Repeat all of the material below exactly as written, images excluded.
### SUPPLIED ENTRIES ###
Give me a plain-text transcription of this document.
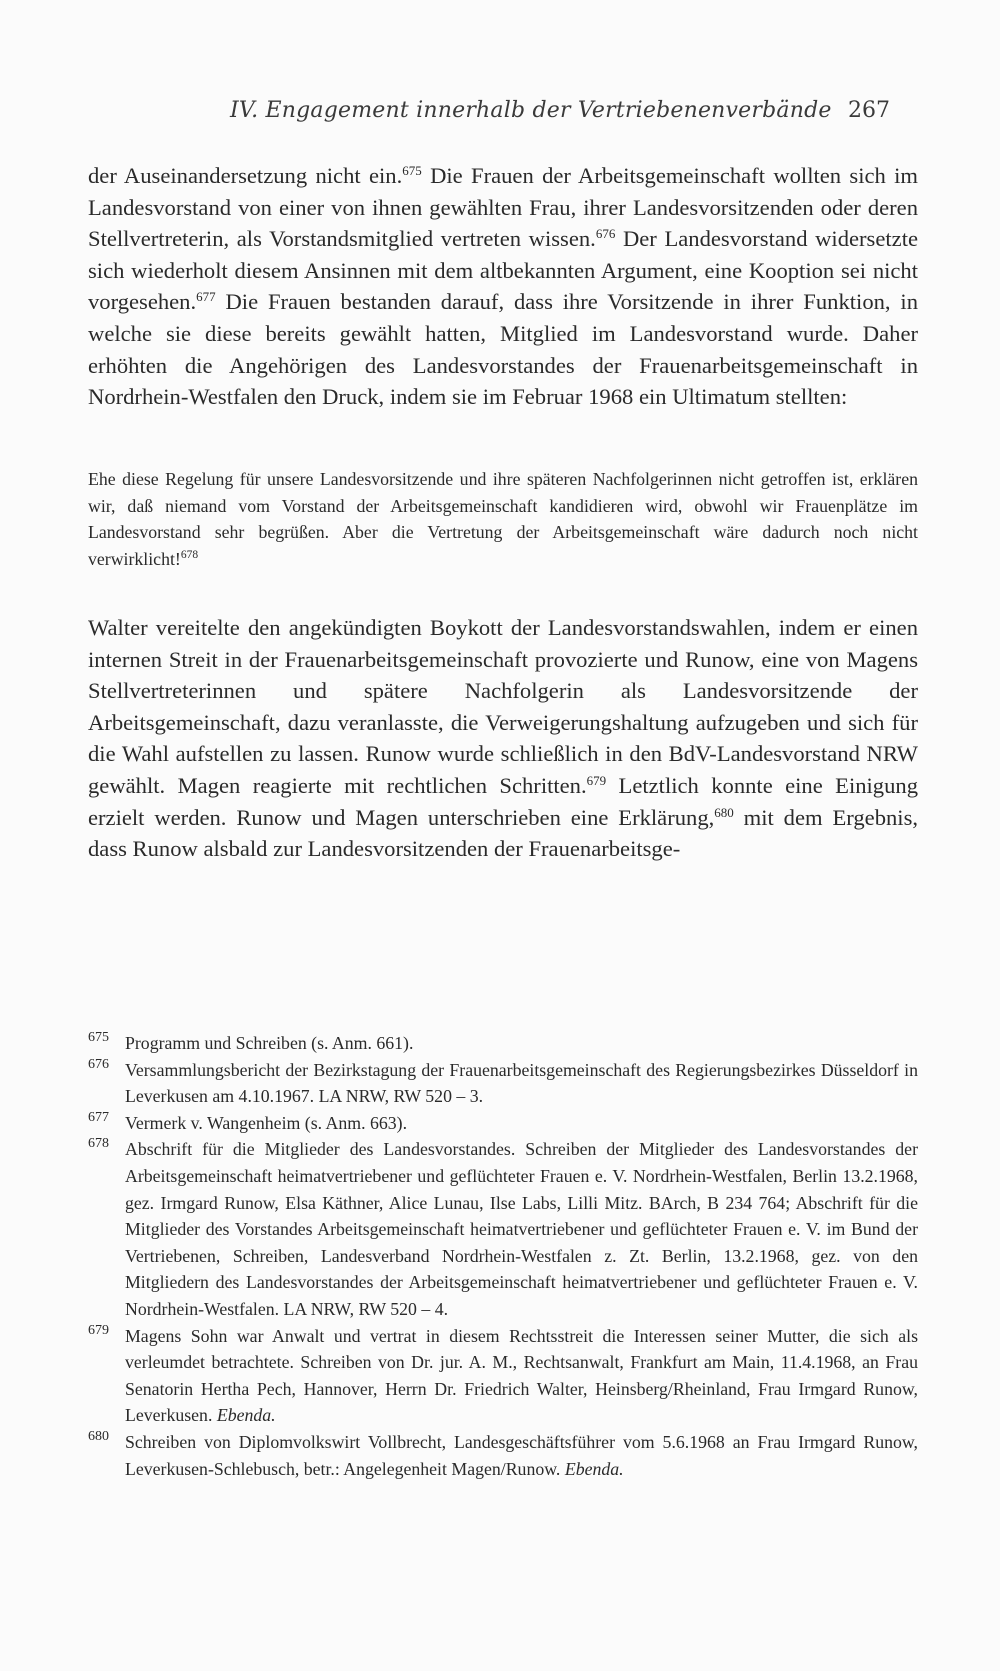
IV. Engagement innerhalb der Vertriebenenverbände 267

der Auseinandersetzung nicht ein.$^{675}$ Die Frauen der Arbeitsgemeinschaft wollten sich im Landesvorstand von einer von ihnen gewählten Frau, ihrer Landesvorsitzenden oder deren Stellvertreterin, als Vorstandsmitglied vertreten wissen.$^{676}$ Der Landesvorstand widersetzte sich wiederholt diesem Ansinnen mit dem altbekannten Argument, eine Kooption sei nicht vorgesehen.$^{677}$ Die Frauen bestanden darauf, dass ihre Vorsitzende in ihrer Funktion, in welche sie diese bereits gewählt hatten, Mitglied im Landesvorstand wurde. Daher erhöhten die Angehörigen des Landesvorstandes der Frauenarbeitsgemeinschaft in Nordrhein-Westfalen den Druck, indem sie im Februar 1968 ein Ultimatum stellten:

Ehe diese Regelung für unsere Landesvorsitzende und ihre späteren Nachfolgerinnen nicht getroffen ist, erklären wir, daß niemand vom Vorstand der Arbeitsgemeinschaft kandidieren wird, obwohl wir Frauenplätze im Landesvorstand sehr begrüßen. Aber die Vertretung der Arbeitsgemeinschaft wäre dadurch noch nicht verwirklicht!$^{678}$

Walter vereitelte den angekündigten Boykott der Landesvorstandswahlen, indem er einen internen Streit in der Frauenarbeitsgemeinschaft provozierte und Runow, eine von Magens Stellvertreterinnen und spätere Nachfolgerin als Landesvorsitzende der Arbeitsgemeinschaft, dazu veranlasste, die Verweigerungshaltung aufzugeben und sich für die Wahl aufstellen zu lassen. Runow wurde schließlich in den BdV-Landesvorstand NRW gewählt. Magen reagierte mit rechtlichen Schritten.$^{679}$ Letztlich konnte eine Einigung erzielt werden. Runow und Magen unterschrieben eine Erklärung,$^{680}$ mit dem Ergebnis, dass Runow alsbald zur Landesvorsitzenden der Frauenarbeitsge-

675 Programm und Schreiben (s. Anm. 661).
676 Versammlungsbericht der Bezirkstagung der Frauenarbeitsgemeinschaft des Regierungsbezirkes Düsseldorf in Leverkusen am 4.10.1967. LA NRW, RW 520 – 3.
677 Vermerk v. Wangenheim (s. Anm. 663).
678 Abschrift für die Mitglieder des Landesvorstandes. Schreiben der Mitglieder des Landesvorstandes der Arbeitsgemeinschaft heimatvertriebener und geflüchteter Frauen e. V. Nordrhein-Westfalen, Berlin 13.2.1968, gez. Irmgard Runow, Elsa Käthner, Alice Lunau, Ilse Labs, Lilli Mitz. BArch, B 234 764; Abschrift für die Mitglieder des Vorstandes Arbeitsgemeinschaft heimatvertriebener und geflüchteter Frauen e. V. im Bund der Vertriebenen, Schreiben, Landesverband Nordrhein-Westfalen z. Zt. Berlin, 13.2.1968, gez. von den Mitgliedern des Landesvorstandes der Arbeitsgemeinschaft heimatvertriebener und geflüchteter Frauen e. V. Nordrhein-Westfalen. LA NRW, RW 520 – 4.
679 Magens Sohn war Anwalt und vertrat in diesem Rechtsstreit die Interessen seiner Mutter, die sich als verleumdet betrachtete. Schreiben von Dr. jur. A. M., Rechtsanwalt, Frankfurt am Main, 11.4.1968, an Frau Senatorin Hertha Pech, Hannover, Herrn Dr. Friedrich Walter, Heinsberg/Rheinland, Frau Irmgard Runow, Leverkusen. Ebenda.
680 Schreiben von Diplomvolkswirt Vollbrecht, Landesgeschäftsführer vom 5.6.1968 an Frau Irmgard Runow, Leverkusen-Schlebusch, betr.: Angelegenheit Magen/Runow. Ebenda.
###
**EXERCISE RESULT:**
Give me a plain-text transcription of this document.
IV. Engagement innerhalb der Vertriebenenverbände 267

der Auseinandersetzung nicht ein.$^{675}$ Die Frauen der Arbeitsgemeinschaft wollten sich im Landesvorstand von einer von ihnen gewählten Frau, ihrer Landesvorsitzenden oder deren Stellvertreterin, als Vorstandsmitglied vertreten wissen.$^{676}$ Der Landesvorstand widersetzte sich wiederholt diesem Ansinnen mit dem altbekannten Argument, eine Kooption sei nicht vorgesehen.$^{677}$ Die Frauen bestanden darauf, dass ihre Vorsitzende in ihrer Funktion, in welche sie diese bereits gewählt hatten, Mitglied im Landesvorstand wurde. Daher erhöhten die Angehörigen des Landesvorstandes der Frauenarbeitsgemeinschaft in Nordrhein-Westfalen den Druck, indem sie im Februar 1968 ein Ultimatum stellten:

Ehe diese Regelung für unsere Landesvorsitzende und ihre späteren Nachfolgerinnen nicht getroffen ist, erklären wir, daß niemand vom Vorstand der Arbeitsgemeinschaft kandidieren wird, obwohl wir Frauenplätze im Landesvorstand sehr begrüßen. Aber die Vertretung der Arbeitsgemeinschaft wäre dadurch noch nicht verwirklicht!$^{678}$

Walter vereitelte den angekündigten Boykott der Landesvorstandswahlen, indem er einen internen Streit in der Frauenarbeitsgemeinschaft provozierte und Runow, eine von Magens Stellvertreterinnen und spätere Nachfolgerin als Landesvorsitzende der Arbeitsgemeinschaft, dazu veranlasste, die Verweigerungshaltung aufzugeben und sich für die Wahl aufstellen zu lassen. Runow wurde schließlich in den BdV-Landesvorstand NRW gewählt. Magen reagierte mit rechtlichen Schritten.$^{679}$ Letztlich konnte eine Einigung erzielt werden. Runow und Magen unterschrieben eine Erklärung,$^{680}$ mit dem Ergebnis, dass Runow alsbald zur Landesvorsitzenden der Frauenarbeitsge-

675 Programm und Schreiben (s. Anm. 661).
676 Versammlungsbericht der Bezirkstagung der Frauenarbeitsgemeinschaft des Regierungsbezirkes Düsseldorf in Leverkusen am 4.10.1967. LA NRW, RW 520 – 3.
677 Vermerk v. Wangenheim (s. Anm. 663).
678 Abschrift für die Mitglieder des Landesvorstandes. Schreiben der Mitglieder des Landesvorstandes der Arbeitsgemeinschaft heimatvertriebener und geflüchteter Frauen e. V. Nordrhein-Westfalen, Berlin 13.2.1968, gez. Irmgard Runow, Elsa Käthner, Alice Lunau, Ilse Labs, Lilli Mitz. BArch, B 234 764; Abschrift für die Mitglieder des Vorstandes Arbeitsgemeinschaft heimatvertriebener und geflüchteter Frauen e. V. im Bund der Vertriebenen, Schreiben, Landesverband Nordrhein-Westfalen z. Zt. Berlin, 13.2.1968, gez. von den Mitgliedern des Landesvorstandes der Arbeitsgemeinschaft heimatvertriebener und geflüchteter Frauen e. V. Nordrhein-Westfalen. LA NRW, RW 520 – 4.
679 Magens Sohn war Anwalt und vertrat in diesem Rechtsstreit die Interessen seiner Mutter, die sich als verleumdet betrachtete. Schreiben von Dr. jur. A. M., Rechtsanwalt, Frankfurt am Main, 11.4.1968, an Frau Senatorin Hertha Pech, Hannover, Herrn Dr. Friedrich Walter, Heinsberg/Rheinland, Frau Irmgard Runow, Leverkusen. Ebenda.
680 Schreiben von Diplomvolkswirt Vollbrecht, Landesgeschäftsführer vom 5.6.1968 an Frau Irmgard Runow, Leverkusen-Schlebusch, betr.: Angelegenheit Magen/Runow. Ebenda.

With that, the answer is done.